— What to do —
Give back the records below exactly, every one, with no pictures.

A block of data:
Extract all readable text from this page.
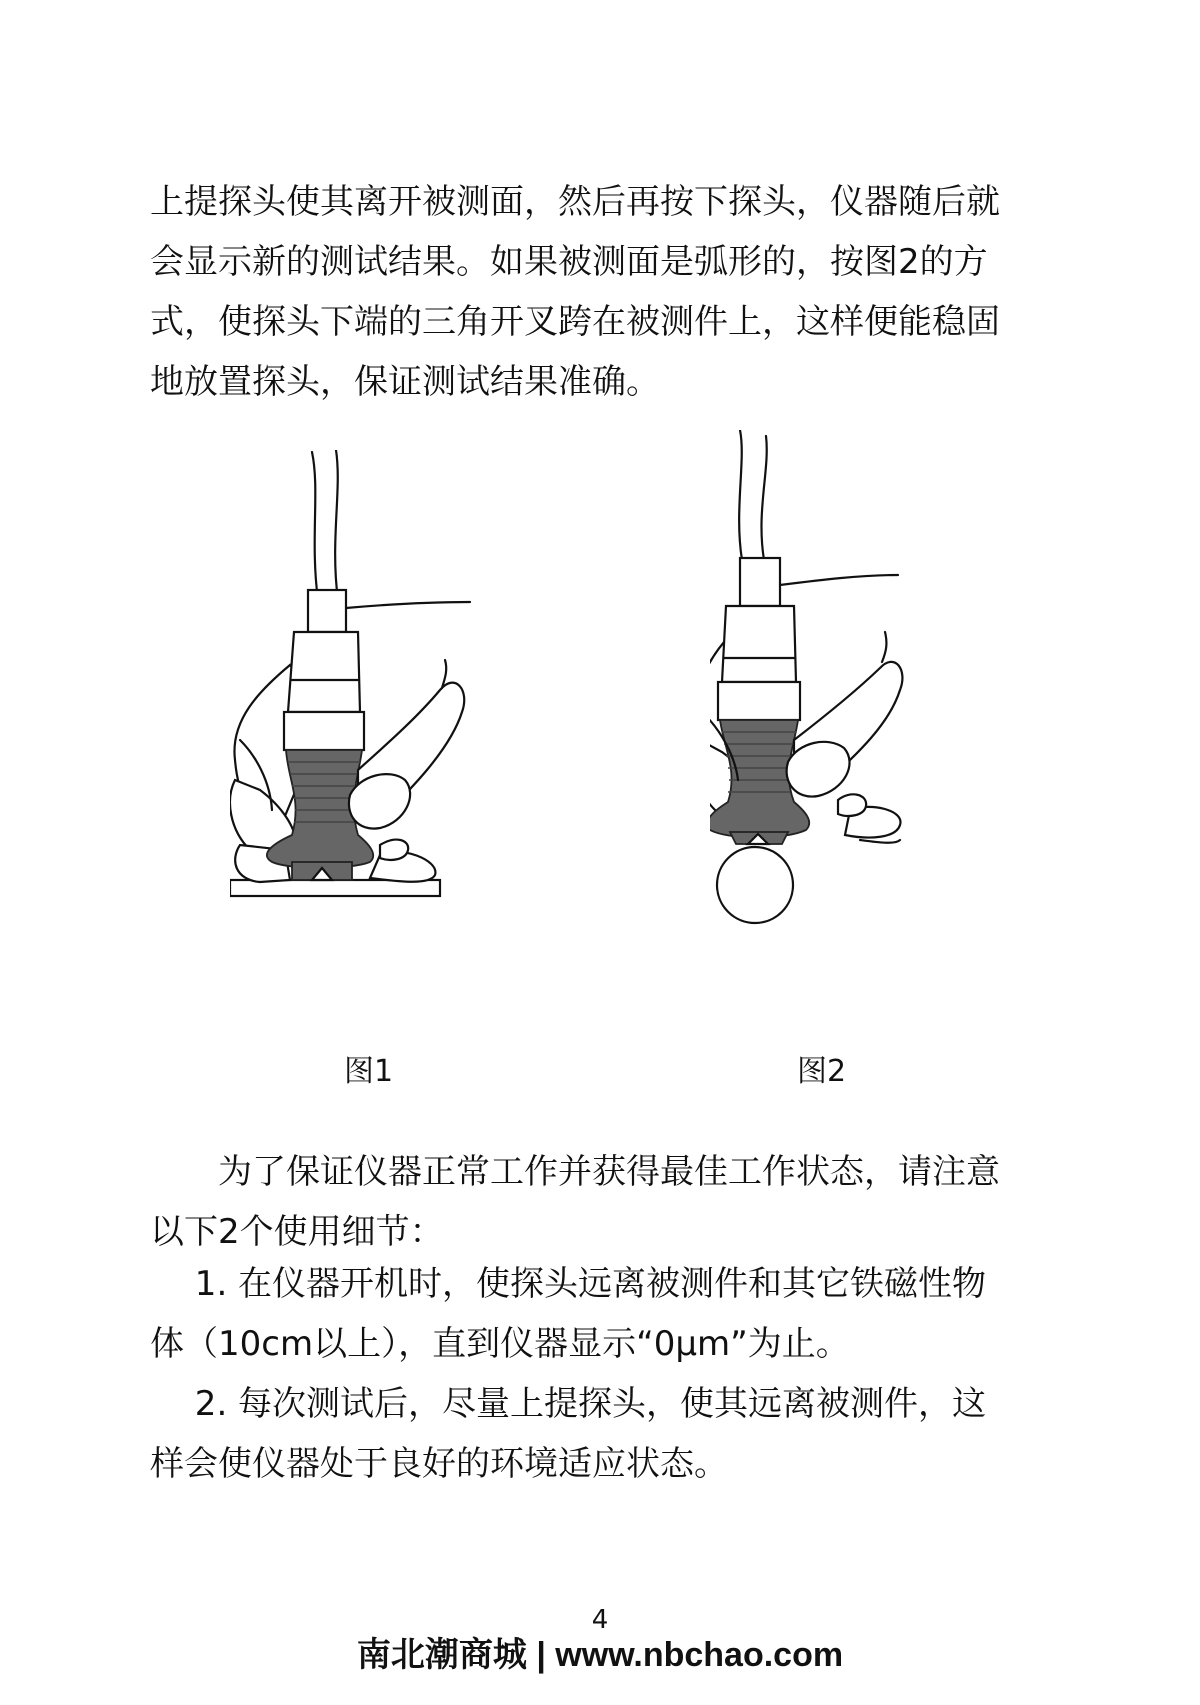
上提探头使其离开被测面，然后再按下探头，仪器随后就
会显示新的测试结果。如果被测面是弧形的，按图2的方
式，使探头下端的三角开叉跨在被测件上，这样便能稳固
地放置探头，保证测试结果准确。
图1	图2
　　为了保证仪器正常工作并获得最佳工作状态，请注意
以下2个使用细节：
　 1. 在仪器开机时，使探头远离被测件和其它铁磁性物
体（10cm以上），直到仪器显示“0μm”为止。
　 2. 每次测试后，尽量上提探头，使其远离被测件，这
样会使仪器处于良好的环境适应状态。
4
南北潮商城 | www.nbchao.com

— Solution to this problem —
Extract all readable text from this page.
上提探头使其离开被测面，然后再按下探头，仪器随后就
会显示新的测试结果。如果被测面是弧形的，按图2的方
式，使探头下端的三角开叉跨在被测件上，这样便能稳固
地放置探头，保证测试结果准确。
图1	图2
　　为了保证仪器正常工作并获得最佳工作状态，请注意
以下2个使用细节：
　 1. 在仪器开机时，使探头远离被测件和其它铁磁性物
体（10cm以上），直到仪器显示“0μm”为止。
　 2. 每次测试后，尽量上提探头，使其远离被测件，这
样会使仪器处于良好的环境适应状态。
4
南北潮商城 | www.nbchao.com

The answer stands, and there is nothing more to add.